> [DATASET RECORDS]:
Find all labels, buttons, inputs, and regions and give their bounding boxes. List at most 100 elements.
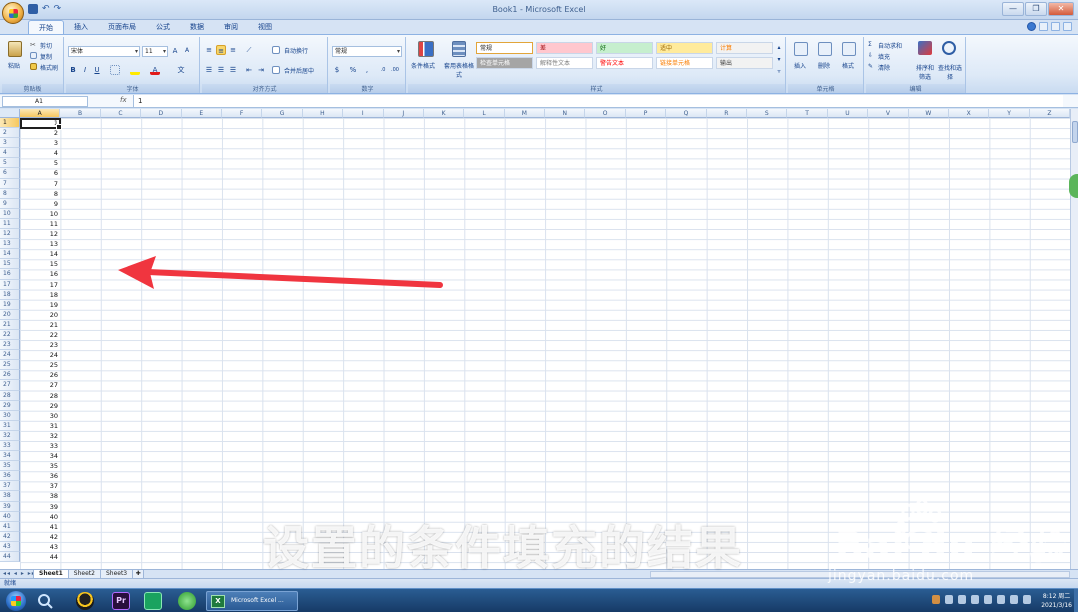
tab-home[interactable]: 开始 [28, 20, 64, 34]
tray-up-arrow-icon[interactable] [971, 595, 979, 604]
row-header[interactable]: 31 [0, 420, 20, 431]
row-header[interactable]: 3 [0, 138, 20, 149]
format-cells-button[interactable]: 格式 [842, 61, 854, 70]
tray-user-icon[interactable] [945, 595, 953, 604]
column-header[interactable]: M [504, 109, 546, 118]
column-header[interactable]: H [302, 109, 344, 118]
row-header[interactable]: 23 [0, 340, 20, 351]
cell-value[interactable]: 26 [20, 370, 60, 380]
taskbar-clock[interactable]: 8:12 周二 2021/3/16 [1041, 592, 1072, 610]
cell-value[interactable]: 9 [20, 199, 60, 209]
insert-function-icon[interactable]: fx [120, 96, 127, 104]
row-header[interactable]: 6 [0, 168, 20, 179]
cell-value[interactable]: 13 [20, 239, 60, 249]
cell-value[interactable]: 40 [20, 512, 60, 522]
taskbar-excel-button[interactable]: X Microsoft Excel ... [206, 591, 298, 611]
row-header[interactable]: 18 [0, 289, 20, 300]
font-name-select[interactable]: 宋体 [68, 46, 140, 57]
workbook-minimize-button[interactable] [1039, 22, 1048, 31]
side-floating-tab[interactable] [1069, 174, 1078, 198]
row-header[interactable]: 21 [0, 319, 20, 330]
row-header[interactable]: 42 [0, 531, 20, 542]
paste-label[interactable]: 粘贴 [8, 61, 20, 70]
tab-view[interactable]: 视图 [248, 20, 282, 34]
format-painter-button[interactable]: 格式刷 [40, 63, 58, 72]
row-header[interactable]: 37 [0, 481, 20, 492]
help-icon[interactable] [1027, 22, 1036, 31]
row-header[interactable]: 10 [0, 208, 20, 219]
workbook-close-button[interactable] [1063, 22, 1072, 31]
column-header[interactable]: Z [1029, 109, 1071, 118]
cell-value[interactable]: 18 [20, 290, 60, 300]
cell-value[interactable]: 5 [20, 158, 60, 168]
row-header[interactable]: 36 [0, 471, 20, 482]
cell-style-item[interactable]: 解释性文本 [536, 57, 593, 69]
fill-button[interactable]: 填充 [878, 52, 890, 61]
vertical-scroll-thumb[interactable] [1072, 121, 1078, 143]
sort-filter-button[interactable]: 排序和筛选 [914, 63, 936, 81]
conditional-formatting-button[interactable]: 条件格式 [411, 61, 435, 70]
row-header[interactable]: 13 [0, 239, 20, 250]
cell-value[interactable]: 31 [20, 421, 60, 431]
orientation-icon[interactable]: ⟋ [244, 45, 254, 55]
wrap-text-button[interactable]: 自动换行 [284, 46, 308, 55]
align-right-icon[interactable]: ☰ [228, 65, 238, 75]
cell-style-item[interactable]: 警告文本 [596, 57, 653, 69]
find-select-button[interactable]: 查找和选择 [938, 63, 962, 81]
row-header[interactable]: 38 [0, 491, 20, 502]
cell-style-item[interactable]: 适中 [656, 42, 713, 54]
column-header[interactable]: W [908, 109, 949, 118]
cell-style-item[interactable]: 好 [596, 42, 653, 54]
row-header[interactable]: 30 [0, 410, 20, 421]
paste-icon[interactable] [8, 41, 22, 57]
cell-value[interactable]: 41 [20, 522, 60, 532]
row-header[interactable]: 33 [0, 441, 20, 452]
column-header[interactable]: D [141, 109, 182, 118]
column-header[interactable]: S [747, 109, 788, 118]
grow-font-icon[interactable]: A [170, 46, 180, 56]
row-header[interactable]: 41 [0, 521, 20, 532]
maximize-button[interactable]: ❐ [1025, 2, 1047, 16]
row-header[interactable]: 2 [0, 128, 20, 139]
row-header[interactable]: 8 [0, 188, 20, 199]
cell-style-item[interactable]: 输出 [716, 57, 773, 69]
insert-cells-button[interactable]: 插入 [794, 61, 806, 70]
row-header[interactable]: 43 [0, 541, 20, 553]
cell-value[interactable]: 37 [20, 481, 60, 491]
column-header[interactable]: B [60, 109, 101, 118]
format-as-table-button[interactable]: 套用表格格式 [442, 61, 476, 79]
column-header[interactable]: T [787, 109, 828, 118]
column-header[interactable]: K [423, 109, 465, 118]
tray-language-icon[interactable] [1010, 595, 1018, 604]
tab-insert[interactable]: 插入 [64, 20, 98, 34]
cell-value[interactable]: 38 [20, 491, 60, 501]
row-header[interactable]: 35 [0, 461, 20, 472]
cell-value[interactable]: 36 [20, 471, 60, 481]
merge-center-button[interactable]: 合并后居中 [284, 66, 314, 75]
cell-value[interactable]: 20 [20, 310, 60, 320]
column-header[interactable]: G [262, 109, 303, 118]
column-header[interactable]: Y [989, 109, 1030, 118]
premiere-icon[interactable]: Pr [112, 592, 130, 610]
decrease-decimal-icon[interactable]: .00 [390, 65, 400, 75]
font-size-select[interactable]: 11 [142, 46, 168, 57]
iqiyi-icon[interactable] [144, 592, 162, 610]
align-middle-icon[interactable]: ≡ [216, 45, 226, 55]
row-header[interactable]: 19 [0, 299, 20, 310]
column-header[interactable]: P [625, 109, 667, 118]
row-header[interactable]: 24 [0, 350, 20, 361]
tray-network-icon[interactable] [984, 595, 992, 604]
row-header[interactable]: 12 [0, 229, 20, 240]
cell-value[interactable]: 43 [20, 542, 60, 552]
cell-style-item[interactable]: 链接单元格 [656, 57, 713, 69]
gallery-more-icon[interactable]: ▿ [774, 67, 784, 77]
cell-value[interactable]: 25 [20, 360, 60, 370]
row-header[interactable]: 32 [0, 430, 20, 441]
cell-value[interactable]: 21 [20, 320, 60, 330]
comma-style-icon[interactable]: , [362, 65, 372, 75]
row-header[interactable]: 15 [0, 259, 20, 270]
align-top-icon[interactable]: ≡ [204, 45, 214, 55]
cell-value[interactable]: 42 [20, 532, 60, 542]
column-header[interactable]: I [343, 109, 384, 118]
cell-value[interactable]: 7 [20, 179, 60, 189]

> [GIVEN REQUEST]: Copy out every one of the lines above character for character, leaving out the pictures.

> [ANSWER FOR THE TASK]:
Find all labels, buttons, inputs, and regions and give their bounding boxes. List at most 100 elements.
tab-home[interactable]: 开始 [28, 20, 64, 34]
tray-up-arrow-icon[interactable] [971, 595, 979, 604]
row-header[interactable]: 31 [0, 420, 20, 431]
row-header[interactable]: 3 [0, 138, 20, 149]
format-cells-button[interactable]: 格式 [842, 61, 854, 70]
tray-user-icon[interactable] [945, 595, 953, 604]
column-header[interactable]: M [504, 109, 546, 118]
column-header[interactable]: H [302, 109, 344, 118]
row-header[interactable]: 23 [0, 340, 20, 351]
cell-value[interactable]: 26 [20, 370, 60, 380]
taskbar-clock[interactable]: 8:12 周二 2021/3/16 [1041, 592, 1072, 610]
cell-value[interactable]: 9 [20, 199, 60, 209]
insert-function-icon[interactable]: fx [120, 96, 127, 104]
row-header[interactable]: 6 [0, 168, 20, 179]
cell-value[interactable]: 13 [20, 239, 60, 249]
cell-value[interactable]: 40 [20, 512, 60, 522]
taskbar-excel-button[interactable]: X Microsoft Excel ... [206, 591, 298, 611]
row-header[interactable]: 18 [0, 289, 20, 300]
font-name-select[interactable]: 宋体 [68, 46, 140, 57]
workbook-minimize-button[interactable] [1039, 22, 1048, 31]
side-floating-tab[interactable] [1069, 174, 1078, 198]
row-header[interactable]: 21 [0, 319, 20, 330]
row-header[interactable]: 42 [0, 531, 20, 542]
paste-label[interactable]: 粘贴 [8, 61, 20, 70]
tab-view[interactable]: 视图 [248, 20, 282, 34]
format-painter-button[interactable]: 格式刷 [40, 63, 58, 72]
row-header[interactable]: 37 [0, 481, 20, 492]
help-icon[interactable] [1027, 22, 1036, 31]
row-header[interactable]: 10 [0, 208, 20, 219]
workbook-close-button[interactable] [1063, 22, 1072, 31]
column-header[interactable]: Z [1029, 109, 1071, 118]
cell-value[interactable]: 18 [20, 290, 60, 300]
cell-value[interactable]: 5 [20, 158, 60, 168]
row-header[interactable]: 36 [0, 471, 20, 482]
cell-style-item[interactable]: 解释性文本 [536, 57, 593, 69]
fill-button[interactable]: 填充 [878, 52, 890, 61]
vertical-scroll-thumb[interactable] [1072, 121, 1078, 143]
sort-filter-button[interactable]: 排序和筛选 [914, 63, 936, 81]
conditional-formatting-button[interactable]: 条件格式 [411, 61, 435, 70]
row-header[interactable]: 13 [0, 239, 20, 250]
cell-value[interactable]: 31 [20, 421, 60, 431]
orientation-icon[interactable]: ⟋ [244, 45, 254, 55]
wrap-text-button[interactable]: 自动换行 [284, 46, 308, 55]
align-right-icon[interactable]: ☰ [228, 65, 238, 75]
cell-style-item[interactable]: 警告文本 [596, 57, 653, 69]
find-select-button[interactable]: 查找和选择 [938, 63, 962, 81]
row-header[interactable]: 38 [0, 491, 20, 502]
cell-style-item[interactable]: 适中 [656, 42, 713, 54]
column-header[interactable]: W [908, 109, 949, 118]
cell-style-item[interactable]: 好 [596, 42, 653, 54]
row-header[interactable]: 30 [0, 410, 20, 421]
paste-icon[interactable] [8, 41, 22, 57]
cell-value[interactable]: 41 [20, 522, 60, 532]
row-header[interactable]: 33 [0, 441, 20, 452]
column-header[interactable]: D [141, 109, 182, 118]
column-header[interactable]: S [747, 109, 788, 118]
grow-font-icon[interactable]: A [170, 46, 180, 56]
row-header[interactable]: 41 [0, 521, 20, 532]
maximize-button[interactable]: ❐ [1025, 2, 1047, 16]
row-header[interactable]: 2 [0, 128, 20, 139]
row-header[interactable]: 8 [0, 188, 20, 199]
cell-style-item[interactable]: 输出 [716, 57, 773, 69]
insert-cells-button[interactable]: 插入 [794, 61, 806, 70]
row-header[interactable]: 43 [0, 541, 20, 553]
cell-value[interactable]: 37 [20, 481, 60, 491]
column-header[interactable]: B [60, 109, 101, 118]
format-as-table-button[interactable]: 套用表格格式 [442, 61, 476, 79]
column-header[interactable]: T [787, 109, 828, 118]
column-header[interactable]: K [423, 109, 465, 118]
tray-language-icon[interactable] [1010, 595, 1018, 604]
tab-insert[interactable]: 插入 [64, 20, 98, 34]
cell-value[interactable]: 38 [20, 491, 60, 501]
row-header[interactable]: 35 [0, 461, 20, 472]
cell-value[interactable]: 36 [20, 471, 60, 481]
merge-center-button[interactable]: 合并后居中 [284, 66, 314, 75]
cell-value[interactable]: 20 [20, 310, 60, 320]
column-header[interactable]: G [262, 109, 303, 118]
column-header[interactable]: Y [989, 109, 1030, 118]
premiere-icon[interactable]: Pr [112, 592, 130, 610]
decrease-decimal-icon[interactable]: .00 [390, 65, 400, 75]
font-size-select[interactable]: 11 [142, 46, 168, 57]
iqiyi-icon[interactable] [144, 592, 162, 610]
align-middle-icon[interactable]: ≡ [216, 45, 226, 55]
row-header[interactable]: 19 [0, 299, 20, 310]
column-header[interactable]: P [625, 109, 667, 118]
row-header[interactable]: 24 [0, 350, 20, 361]
tray-network-icon[interactable] [984, 595, 992, 604]
row-header[interactable]: 12 [0, 229, 20, 240]
cell-value[interactable]: 43 [20, 542, 60, 552]
cell-style-item[interactable]: 链接单元格 [656, 57, 713, 69]
gallery-more-icon[interactable]: ▿ [774, 67, 784, 77]
cell-value[interactable]: 25 [20, 360, 60, 370]
row-header[interactable]: 32 [0, 430, 20, 441]
cell-value[interactable]: 21 [20, 320, 60, 330]
comma-style-icon[interactable]: , [362, 65, 372, 75]
row-header[interactable]: 15 [0, 259, 20, 270]
align-top-icon[interactable]: ≡ [204, 45, 214, 55]
cell-value[interactable]: 42 [20, 532, 60, 542]
column-header[interactable]: I [343, 109, 384, 118]
cell-value[interactable]: 7 [20, 179, 60, 189]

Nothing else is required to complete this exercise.